- [Aim]: Search the records for "ylabel". Copy every line where it appears.

- [Data to process]:
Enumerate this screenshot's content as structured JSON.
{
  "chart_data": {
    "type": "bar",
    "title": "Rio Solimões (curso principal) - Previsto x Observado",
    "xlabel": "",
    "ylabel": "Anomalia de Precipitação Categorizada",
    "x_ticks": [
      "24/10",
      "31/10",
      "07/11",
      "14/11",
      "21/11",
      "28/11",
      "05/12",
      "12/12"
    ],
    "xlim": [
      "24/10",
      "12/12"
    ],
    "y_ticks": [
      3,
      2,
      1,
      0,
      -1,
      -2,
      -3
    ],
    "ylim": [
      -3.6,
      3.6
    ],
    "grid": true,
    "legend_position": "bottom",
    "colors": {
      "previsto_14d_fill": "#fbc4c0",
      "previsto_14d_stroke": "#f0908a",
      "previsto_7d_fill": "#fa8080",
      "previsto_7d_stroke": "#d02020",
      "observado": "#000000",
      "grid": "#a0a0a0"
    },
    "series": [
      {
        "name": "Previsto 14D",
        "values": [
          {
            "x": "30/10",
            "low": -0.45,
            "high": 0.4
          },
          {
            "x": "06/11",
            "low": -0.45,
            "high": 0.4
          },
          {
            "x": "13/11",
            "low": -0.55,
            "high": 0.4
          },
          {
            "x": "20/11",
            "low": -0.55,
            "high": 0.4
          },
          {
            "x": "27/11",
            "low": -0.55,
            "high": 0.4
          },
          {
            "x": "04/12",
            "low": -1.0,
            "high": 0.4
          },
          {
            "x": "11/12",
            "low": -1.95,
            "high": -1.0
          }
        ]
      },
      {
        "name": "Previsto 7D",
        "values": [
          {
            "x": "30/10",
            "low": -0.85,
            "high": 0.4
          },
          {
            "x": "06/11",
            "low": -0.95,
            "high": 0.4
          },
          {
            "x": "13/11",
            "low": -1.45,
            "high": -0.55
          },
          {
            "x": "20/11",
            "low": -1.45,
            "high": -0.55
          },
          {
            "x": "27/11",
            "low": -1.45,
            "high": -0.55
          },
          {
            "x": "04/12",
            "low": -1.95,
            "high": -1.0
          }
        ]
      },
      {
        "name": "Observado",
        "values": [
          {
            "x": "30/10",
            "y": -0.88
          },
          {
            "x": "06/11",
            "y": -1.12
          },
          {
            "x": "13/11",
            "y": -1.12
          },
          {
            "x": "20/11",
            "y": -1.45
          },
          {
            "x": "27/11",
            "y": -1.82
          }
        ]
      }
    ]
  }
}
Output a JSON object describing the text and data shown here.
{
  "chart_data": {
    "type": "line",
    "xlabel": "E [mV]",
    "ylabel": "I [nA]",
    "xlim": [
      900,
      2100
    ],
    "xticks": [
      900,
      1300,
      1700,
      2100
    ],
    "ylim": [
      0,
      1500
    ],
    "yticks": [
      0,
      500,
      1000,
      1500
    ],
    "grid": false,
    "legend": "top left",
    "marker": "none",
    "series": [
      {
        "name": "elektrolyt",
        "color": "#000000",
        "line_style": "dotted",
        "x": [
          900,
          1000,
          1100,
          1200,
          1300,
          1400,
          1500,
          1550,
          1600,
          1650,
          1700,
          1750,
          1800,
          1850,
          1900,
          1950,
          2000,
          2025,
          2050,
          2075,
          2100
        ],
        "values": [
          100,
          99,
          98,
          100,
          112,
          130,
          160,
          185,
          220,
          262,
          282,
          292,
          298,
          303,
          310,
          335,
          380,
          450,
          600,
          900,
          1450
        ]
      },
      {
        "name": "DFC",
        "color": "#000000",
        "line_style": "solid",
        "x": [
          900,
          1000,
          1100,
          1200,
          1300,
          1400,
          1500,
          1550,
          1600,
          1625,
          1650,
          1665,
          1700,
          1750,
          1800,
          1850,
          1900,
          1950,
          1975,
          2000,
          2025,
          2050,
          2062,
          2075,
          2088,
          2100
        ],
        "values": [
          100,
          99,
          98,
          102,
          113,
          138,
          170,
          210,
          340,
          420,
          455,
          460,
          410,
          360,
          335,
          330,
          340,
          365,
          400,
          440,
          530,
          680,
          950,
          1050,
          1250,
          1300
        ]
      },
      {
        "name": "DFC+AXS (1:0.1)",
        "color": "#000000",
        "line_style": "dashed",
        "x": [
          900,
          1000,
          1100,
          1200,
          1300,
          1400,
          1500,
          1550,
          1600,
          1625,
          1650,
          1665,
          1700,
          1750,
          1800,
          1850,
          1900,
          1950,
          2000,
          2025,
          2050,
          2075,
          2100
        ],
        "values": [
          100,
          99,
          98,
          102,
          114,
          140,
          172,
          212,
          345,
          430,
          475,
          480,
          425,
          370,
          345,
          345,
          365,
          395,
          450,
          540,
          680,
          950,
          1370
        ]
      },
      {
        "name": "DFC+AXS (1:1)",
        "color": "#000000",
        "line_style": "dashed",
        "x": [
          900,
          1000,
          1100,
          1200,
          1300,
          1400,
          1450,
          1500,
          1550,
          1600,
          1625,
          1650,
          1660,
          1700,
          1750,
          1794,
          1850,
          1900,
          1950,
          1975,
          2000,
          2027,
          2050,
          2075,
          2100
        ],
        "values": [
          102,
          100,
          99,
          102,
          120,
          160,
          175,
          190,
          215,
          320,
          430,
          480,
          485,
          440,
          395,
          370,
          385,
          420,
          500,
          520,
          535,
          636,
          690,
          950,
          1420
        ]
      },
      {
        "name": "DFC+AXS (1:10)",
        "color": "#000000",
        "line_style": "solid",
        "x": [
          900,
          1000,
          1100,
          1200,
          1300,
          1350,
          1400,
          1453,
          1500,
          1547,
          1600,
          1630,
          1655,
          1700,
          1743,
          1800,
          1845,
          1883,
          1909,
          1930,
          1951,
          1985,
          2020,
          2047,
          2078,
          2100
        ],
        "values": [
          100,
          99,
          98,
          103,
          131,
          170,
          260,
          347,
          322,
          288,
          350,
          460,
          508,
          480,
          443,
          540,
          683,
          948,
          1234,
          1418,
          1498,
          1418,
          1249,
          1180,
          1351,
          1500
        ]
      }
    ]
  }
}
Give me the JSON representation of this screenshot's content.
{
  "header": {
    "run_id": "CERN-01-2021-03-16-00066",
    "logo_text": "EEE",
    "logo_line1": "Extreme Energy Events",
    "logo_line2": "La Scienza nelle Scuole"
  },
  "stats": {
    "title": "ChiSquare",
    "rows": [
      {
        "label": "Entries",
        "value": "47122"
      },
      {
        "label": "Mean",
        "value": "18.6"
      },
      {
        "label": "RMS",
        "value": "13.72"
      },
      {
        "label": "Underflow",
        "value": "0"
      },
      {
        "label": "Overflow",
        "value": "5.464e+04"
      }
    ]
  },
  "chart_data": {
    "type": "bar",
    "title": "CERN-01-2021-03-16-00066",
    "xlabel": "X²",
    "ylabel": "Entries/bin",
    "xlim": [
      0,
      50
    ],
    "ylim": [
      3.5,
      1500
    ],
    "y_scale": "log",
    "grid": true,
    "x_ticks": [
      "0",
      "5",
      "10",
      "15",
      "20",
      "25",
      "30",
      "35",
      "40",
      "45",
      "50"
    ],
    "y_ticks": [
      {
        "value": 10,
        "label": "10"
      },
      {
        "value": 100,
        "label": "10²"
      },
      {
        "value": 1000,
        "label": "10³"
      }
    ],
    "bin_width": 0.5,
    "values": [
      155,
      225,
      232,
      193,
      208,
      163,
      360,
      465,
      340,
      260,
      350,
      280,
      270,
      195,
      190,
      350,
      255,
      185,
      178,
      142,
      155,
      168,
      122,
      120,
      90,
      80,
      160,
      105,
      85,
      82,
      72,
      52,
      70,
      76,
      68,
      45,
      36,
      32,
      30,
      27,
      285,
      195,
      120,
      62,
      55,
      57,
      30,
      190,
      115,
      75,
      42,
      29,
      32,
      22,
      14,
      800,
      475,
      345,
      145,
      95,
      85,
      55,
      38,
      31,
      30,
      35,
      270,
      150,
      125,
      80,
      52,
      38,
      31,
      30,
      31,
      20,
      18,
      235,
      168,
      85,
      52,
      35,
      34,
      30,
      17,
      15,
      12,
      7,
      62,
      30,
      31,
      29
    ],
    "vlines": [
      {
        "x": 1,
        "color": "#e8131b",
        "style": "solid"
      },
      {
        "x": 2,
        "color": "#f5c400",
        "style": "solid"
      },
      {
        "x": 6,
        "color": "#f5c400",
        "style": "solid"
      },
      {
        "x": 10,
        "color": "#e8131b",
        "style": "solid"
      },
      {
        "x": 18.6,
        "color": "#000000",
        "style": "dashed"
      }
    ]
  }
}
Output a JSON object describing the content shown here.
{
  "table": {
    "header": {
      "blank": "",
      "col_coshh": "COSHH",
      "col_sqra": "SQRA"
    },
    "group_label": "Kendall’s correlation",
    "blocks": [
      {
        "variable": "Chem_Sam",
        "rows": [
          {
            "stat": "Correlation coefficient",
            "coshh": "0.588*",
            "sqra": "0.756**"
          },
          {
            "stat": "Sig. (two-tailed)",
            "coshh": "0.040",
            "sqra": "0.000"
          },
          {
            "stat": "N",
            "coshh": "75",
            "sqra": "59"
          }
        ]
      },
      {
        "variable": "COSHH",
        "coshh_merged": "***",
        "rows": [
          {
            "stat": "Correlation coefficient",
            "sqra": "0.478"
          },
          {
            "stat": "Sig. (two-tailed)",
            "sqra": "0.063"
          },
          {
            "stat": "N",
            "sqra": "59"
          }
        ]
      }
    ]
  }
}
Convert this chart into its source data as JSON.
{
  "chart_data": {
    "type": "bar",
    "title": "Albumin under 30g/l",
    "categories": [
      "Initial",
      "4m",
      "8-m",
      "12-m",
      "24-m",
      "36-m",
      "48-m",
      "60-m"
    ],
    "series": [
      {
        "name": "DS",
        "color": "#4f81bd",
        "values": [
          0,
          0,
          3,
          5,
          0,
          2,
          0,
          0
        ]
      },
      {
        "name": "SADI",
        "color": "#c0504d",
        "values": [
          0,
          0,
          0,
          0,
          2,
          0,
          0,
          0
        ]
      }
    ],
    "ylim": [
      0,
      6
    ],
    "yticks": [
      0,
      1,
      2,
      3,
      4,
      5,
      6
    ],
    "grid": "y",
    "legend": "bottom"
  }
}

- [In response]:
    "ylabel": "Anomalia de Precipitação Categorizada",
    "ylabel": "I [nA]",
    "ylabel": "Entries/bin",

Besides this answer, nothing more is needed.